Copy the rows from the first one down to the row containing "y-right-tick-label: 5 [731,279,737,290]", replacing every "rain-bar" with "precipitation-bar" and changing nothing else.
++++++++++++++++++++
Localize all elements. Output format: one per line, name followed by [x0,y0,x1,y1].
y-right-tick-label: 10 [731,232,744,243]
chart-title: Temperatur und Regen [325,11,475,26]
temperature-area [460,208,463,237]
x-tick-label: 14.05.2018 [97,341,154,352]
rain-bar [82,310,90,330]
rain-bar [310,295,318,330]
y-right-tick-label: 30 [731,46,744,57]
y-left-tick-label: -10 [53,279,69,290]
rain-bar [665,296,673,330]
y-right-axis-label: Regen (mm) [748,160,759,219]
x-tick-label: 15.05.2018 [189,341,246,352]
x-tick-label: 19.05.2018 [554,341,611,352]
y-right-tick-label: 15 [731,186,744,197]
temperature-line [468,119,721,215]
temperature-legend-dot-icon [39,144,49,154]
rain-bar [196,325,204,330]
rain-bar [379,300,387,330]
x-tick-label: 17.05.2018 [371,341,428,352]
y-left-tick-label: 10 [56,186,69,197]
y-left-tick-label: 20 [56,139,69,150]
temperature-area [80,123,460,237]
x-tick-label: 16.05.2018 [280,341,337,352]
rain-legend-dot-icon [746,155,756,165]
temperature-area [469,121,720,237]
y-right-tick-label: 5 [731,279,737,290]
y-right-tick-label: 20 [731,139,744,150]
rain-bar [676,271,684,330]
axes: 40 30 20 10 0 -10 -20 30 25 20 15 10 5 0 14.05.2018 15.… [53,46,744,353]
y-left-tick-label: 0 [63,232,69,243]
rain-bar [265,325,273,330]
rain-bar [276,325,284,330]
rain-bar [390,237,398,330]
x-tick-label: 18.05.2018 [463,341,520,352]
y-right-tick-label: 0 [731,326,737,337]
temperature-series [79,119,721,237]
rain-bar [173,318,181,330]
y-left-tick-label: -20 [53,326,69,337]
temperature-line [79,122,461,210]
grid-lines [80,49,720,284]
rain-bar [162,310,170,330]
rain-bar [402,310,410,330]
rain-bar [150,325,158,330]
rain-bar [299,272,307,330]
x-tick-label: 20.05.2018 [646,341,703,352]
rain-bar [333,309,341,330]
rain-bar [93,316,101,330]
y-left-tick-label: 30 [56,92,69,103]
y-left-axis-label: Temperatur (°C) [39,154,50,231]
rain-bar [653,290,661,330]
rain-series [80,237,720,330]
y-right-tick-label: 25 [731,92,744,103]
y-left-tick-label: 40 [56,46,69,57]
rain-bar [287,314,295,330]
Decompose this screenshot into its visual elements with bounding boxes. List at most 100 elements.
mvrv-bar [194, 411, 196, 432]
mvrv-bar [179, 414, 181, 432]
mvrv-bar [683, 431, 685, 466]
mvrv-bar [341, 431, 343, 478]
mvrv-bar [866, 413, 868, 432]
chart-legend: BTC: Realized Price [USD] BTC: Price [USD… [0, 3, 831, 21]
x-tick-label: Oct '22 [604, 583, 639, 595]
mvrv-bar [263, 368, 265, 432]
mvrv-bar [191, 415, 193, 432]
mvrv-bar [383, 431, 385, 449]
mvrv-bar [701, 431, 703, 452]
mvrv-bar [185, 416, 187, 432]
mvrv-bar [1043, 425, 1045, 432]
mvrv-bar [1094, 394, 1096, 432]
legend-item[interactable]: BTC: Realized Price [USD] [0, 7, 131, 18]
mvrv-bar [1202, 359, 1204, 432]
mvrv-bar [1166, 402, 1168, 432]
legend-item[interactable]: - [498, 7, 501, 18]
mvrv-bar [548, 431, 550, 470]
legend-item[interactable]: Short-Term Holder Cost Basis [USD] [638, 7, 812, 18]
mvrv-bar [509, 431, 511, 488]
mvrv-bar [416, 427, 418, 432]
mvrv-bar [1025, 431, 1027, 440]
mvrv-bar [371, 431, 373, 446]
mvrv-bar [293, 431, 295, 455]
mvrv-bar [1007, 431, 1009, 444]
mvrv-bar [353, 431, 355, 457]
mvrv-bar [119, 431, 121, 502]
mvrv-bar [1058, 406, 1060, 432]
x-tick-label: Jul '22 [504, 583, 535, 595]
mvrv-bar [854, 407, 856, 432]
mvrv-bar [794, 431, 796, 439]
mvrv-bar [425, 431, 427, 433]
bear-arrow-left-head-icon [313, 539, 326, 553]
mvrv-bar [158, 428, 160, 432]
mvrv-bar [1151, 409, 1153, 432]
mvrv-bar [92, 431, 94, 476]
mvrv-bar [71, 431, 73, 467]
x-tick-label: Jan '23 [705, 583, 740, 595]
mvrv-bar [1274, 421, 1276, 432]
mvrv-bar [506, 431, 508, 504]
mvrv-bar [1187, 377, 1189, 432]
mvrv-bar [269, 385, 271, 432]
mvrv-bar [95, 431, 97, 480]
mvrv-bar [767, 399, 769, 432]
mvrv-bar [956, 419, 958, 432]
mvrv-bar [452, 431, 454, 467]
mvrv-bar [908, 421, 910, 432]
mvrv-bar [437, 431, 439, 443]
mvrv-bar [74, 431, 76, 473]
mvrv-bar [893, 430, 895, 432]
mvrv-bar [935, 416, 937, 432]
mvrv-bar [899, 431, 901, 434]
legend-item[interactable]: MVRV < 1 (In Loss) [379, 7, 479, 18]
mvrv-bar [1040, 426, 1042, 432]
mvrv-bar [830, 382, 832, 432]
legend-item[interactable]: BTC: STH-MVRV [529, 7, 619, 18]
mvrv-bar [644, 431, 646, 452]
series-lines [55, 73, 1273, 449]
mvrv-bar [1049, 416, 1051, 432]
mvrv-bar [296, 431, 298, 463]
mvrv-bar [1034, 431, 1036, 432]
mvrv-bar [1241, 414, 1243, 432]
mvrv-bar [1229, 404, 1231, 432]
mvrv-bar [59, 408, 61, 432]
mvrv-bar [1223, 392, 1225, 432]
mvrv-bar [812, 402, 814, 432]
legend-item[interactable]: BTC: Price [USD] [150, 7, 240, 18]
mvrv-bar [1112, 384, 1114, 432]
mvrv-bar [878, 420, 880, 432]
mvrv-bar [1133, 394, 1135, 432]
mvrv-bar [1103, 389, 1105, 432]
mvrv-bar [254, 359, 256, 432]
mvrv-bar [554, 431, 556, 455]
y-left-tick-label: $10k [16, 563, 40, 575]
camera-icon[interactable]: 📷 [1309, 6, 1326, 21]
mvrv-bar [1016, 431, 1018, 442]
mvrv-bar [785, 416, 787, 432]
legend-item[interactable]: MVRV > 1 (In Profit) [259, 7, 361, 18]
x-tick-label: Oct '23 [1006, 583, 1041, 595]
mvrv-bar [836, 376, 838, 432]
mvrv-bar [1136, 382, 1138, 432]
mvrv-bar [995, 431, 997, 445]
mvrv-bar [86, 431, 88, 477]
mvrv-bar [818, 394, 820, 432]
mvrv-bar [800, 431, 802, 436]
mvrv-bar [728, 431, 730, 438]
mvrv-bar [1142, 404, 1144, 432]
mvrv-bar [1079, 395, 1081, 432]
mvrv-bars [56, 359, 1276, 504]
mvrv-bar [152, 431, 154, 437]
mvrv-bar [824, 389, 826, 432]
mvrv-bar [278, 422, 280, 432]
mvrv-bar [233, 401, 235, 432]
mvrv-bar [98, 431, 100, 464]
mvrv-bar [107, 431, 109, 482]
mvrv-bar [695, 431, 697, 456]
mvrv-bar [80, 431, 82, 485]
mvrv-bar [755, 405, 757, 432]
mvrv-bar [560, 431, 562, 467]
++++++++++++++++++++
### The solution
Localize all elements. Output format: one per line, name followed by [x0,y0,x1,y1].
y-right-tick-label: 10 [731,232,744,243]
chart-title: Temperatur und Regen [325,11,475,26]
temperature-area [460,208,463,237]
x-tick-label: 14.05.2018 [97,341,154,352]
precipitation-bar [82,310,90,330]
precipitation-bar [310,295,318,330]
y-right-tick-label: 30 [731,46,744,57]
y-left-tick-label: -10 [53,279,69,290]
precipitation-bar [665,296,673,330]
y-right-axis-label: Regen (mm) [748,160,759,219]
x-tick-label: 15.05.2018 [189,341,246,352]
x-tick-label: 19.05.2018 [554,341,611,352]
y-right-tick-label: 15 [731,186,744,197]
temperature-line [468,119,721,215]
temperature-legend-dot-icon [39,144,49,154]
precipitation-bar [196,325,204,330]
precipitation-bar [379,300,387,330]
x-tick-label: 17.05.2018 [371,341,428,352]
y-left-tick-label: 10 [56,186,69,197]
y-left-tick-label: 20 [56,139,69,150]
temperature-area [80,123,460,237]
x-tick-label: 16.05.2018 [280,341,337,352]
rain-legend-dot-icon [746,155,756,165]
temperature-area [469,121,720,237]
y-right-tick-label: 5 [731,279,737,290]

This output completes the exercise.